### DESCRIPTION OF THE TASK:
Work out how many lines in the listing below include the word "much". Give nothing but the number.

### Stored entries:
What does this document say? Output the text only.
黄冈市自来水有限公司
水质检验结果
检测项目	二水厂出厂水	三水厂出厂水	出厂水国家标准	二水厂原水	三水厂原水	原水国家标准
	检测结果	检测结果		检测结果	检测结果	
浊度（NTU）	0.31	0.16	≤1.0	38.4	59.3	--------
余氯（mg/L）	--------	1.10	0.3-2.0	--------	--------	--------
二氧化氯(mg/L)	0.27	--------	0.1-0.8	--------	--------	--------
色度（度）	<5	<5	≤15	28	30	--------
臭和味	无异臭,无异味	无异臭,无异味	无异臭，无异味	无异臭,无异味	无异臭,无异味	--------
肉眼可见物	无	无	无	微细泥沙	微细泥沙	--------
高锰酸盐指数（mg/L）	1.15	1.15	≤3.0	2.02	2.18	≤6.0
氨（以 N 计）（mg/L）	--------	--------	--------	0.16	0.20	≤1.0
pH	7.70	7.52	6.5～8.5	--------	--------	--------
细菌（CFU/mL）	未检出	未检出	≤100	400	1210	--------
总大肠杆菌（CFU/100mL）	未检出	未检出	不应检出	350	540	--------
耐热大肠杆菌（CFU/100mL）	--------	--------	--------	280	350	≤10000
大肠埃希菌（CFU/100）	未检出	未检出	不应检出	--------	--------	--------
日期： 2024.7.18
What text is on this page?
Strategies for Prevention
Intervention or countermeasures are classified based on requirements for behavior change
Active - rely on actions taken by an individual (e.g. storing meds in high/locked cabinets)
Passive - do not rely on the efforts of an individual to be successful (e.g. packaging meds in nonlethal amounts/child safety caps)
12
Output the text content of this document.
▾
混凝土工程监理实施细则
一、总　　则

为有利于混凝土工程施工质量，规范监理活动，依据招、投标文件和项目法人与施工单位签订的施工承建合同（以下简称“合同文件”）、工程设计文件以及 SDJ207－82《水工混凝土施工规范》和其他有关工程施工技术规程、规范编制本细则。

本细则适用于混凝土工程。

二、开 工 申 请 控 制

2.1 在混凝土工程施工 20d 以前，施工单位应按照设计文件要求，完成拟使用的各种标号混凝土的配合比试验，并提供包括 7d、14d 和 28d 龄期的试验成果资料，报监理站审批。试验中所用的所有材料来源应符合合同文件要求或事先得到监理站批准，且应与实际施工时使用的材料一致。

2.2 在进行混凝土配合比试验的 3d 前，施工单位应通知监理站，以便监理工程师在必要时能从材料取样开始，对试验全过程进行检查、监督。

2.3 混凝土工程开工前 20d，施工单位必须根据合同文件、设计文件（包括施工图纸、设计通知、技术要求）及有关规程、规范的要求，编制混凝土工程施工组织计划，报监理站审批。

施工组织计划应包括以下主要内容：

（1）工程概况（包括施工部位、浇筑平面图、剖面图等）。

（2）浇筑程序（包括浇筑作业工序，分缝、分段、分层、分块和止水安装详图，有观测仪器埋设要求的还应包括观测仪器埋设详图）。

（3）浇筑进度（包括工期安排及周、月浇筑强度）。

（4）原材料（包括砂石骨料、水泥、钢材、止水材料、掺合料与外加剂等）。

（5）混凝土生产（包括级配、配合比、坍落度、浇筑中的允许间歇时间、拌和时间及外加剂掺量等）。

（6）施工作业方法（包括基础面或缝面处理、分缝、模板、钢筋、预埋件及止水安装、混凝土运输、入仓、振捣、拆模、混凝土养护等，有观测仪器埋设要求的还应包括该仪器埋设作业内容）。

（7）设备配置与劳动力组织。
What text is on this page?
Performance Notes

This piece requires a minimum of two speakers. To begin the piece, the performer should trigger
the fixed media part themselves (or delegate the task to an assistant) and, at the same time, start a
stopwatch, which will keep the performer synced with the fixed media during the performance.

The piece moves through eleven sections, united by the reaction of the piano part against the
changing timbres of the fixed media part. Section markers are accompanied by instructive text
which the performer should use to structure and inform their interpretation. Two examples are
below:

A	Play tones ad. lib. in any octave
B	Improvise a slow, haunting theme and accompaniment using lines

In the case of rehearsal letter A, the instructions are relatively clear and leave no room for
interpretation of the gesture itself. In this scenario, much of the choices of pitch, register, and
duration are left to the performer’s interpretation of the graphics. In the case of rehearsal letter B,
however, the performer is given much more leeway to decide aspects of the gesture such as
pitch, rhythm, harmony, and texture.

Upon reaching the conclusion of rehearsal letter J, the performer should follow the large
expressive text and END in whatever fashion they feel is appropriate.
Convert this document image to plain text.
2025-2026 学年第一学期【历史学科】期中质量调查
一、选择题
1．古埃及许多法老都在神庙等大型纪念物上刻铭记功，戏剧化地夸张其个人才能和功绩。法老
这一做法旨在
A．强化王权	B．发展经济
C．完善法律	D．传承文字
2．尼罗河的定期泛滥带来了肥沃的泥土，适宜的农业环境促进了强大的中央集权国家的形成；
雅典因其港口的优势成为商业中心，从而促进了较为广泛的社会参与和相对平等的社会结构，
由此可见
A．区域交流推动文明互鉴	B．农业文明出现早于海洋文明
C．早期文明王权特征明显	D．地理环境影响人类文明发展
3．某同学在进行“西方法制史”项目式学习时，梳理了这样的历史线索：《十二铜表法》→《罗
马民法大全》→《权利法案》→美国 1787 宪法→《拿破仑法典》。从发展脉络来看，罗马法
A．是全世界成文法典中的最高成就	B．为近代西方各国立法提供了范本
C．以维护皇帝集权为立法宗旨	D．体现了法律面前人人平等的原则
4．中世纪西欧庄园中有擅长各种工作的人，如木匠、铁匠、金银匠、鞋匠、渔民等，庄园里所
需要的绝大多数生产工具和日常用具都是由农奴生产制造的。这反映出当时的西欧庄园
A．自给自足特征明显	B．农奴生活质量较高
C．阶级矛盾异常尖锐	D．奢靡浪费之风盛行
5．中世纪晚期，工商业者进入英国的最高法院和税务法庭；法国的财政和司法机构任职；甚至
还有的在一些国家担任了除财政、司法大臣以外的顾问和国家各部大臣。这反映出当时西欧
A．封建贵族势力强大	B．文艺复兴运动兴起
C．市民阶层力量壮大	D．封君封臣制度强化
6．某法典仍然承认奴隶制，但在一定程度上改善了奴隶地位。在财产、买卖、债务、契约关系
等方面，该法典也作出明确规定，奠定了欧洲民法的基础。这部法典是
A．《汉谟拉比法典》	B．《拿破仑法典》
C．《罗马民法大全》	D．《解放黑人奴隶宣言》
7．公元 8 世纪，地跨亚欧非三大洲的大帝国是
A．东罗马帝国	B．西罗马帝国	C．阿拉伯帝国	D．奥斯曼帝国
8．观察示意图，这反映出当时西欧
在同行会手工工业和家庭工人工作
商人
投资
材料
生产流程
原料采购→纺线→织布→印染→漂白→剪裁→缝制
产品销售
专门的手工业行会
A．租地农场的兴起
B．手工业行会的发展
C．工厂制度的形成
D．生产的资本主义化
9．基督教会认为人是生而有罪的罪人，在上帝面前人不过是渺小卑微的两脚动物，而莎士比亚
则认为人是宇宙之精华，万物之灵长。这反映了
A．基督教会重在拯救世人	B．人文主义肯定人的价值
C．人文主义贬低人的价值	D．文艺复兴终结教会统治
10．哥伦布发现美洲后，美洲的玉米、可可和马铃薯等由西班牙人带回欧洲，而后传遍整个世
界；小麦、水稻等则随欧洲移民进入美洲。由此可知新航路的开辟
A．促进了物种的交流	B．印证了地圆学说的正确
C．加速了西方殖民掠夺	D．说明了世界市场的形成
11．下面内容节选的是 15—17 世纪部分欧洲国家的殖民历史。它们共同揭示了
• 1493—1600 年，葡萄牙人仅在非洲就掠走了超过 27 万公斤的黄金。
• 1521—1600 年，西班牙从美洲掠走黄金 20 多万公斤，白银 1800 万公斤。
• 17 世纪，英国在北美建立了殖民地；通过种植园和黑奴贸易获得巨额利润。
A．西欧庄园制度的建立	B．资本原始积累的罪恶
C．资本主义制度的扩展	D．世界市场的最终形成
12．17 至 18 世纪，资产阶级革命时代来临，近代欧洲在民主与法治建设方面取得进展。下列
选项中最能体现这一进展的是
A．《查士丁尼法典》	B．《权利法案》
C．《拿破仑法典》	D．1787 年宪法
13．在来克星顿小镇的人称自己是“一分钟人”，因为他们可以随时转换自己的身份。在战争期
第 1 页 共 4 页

### ANSWER IN FULL:
2